## TASK BRIEF
How many lines in the entries below include the string "закона"? Answer with the number only.

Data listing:
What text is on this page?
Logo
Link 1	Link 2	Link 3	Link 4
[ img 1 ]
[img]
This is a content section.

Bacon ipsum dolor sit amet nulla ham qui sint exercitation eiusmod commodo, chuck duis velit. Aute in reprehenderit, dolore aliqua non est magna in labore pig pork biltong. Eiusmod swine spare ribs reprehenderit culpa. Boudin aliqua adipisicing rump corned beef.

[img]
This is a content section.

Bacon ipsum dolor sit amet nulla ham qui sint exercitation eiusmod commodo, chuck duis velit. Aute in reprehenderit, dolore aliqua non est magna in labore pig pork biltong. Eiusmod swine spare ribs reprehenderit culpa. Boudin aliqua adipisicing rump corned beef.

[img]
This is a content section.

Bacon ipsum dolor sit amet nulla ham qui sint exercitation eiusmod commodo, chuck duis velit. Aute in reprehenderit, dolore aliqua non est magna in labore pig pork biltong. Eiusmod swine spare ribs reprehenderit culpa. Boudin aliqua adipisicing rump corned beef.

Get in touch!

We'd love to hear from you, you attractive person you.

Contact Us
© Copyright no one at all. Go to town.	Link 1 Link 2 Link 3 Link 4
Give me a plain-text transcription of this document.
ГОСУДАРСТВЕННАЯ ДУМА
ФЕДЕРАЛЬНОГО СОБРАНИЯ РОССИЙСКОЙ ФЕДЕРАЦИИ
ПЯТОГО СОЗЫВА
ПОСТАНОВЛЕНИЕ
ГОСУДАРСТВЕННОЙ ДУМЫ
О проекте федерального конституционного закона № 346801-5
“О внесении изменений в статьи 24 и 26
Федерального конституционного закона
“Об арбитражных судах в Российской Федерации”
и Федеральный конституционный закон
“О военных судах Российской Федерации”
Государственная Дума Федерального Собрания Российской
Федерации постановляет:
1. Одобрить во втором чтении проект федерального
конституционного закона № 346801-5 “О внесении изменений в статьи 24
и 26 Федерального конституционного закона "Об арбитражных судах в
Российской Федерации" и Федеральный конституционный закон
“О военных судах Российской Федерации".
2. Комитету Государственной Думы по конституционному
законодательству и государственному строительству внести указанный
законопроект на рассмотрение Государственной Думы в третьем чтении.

## WRITTEN SOLUTION
4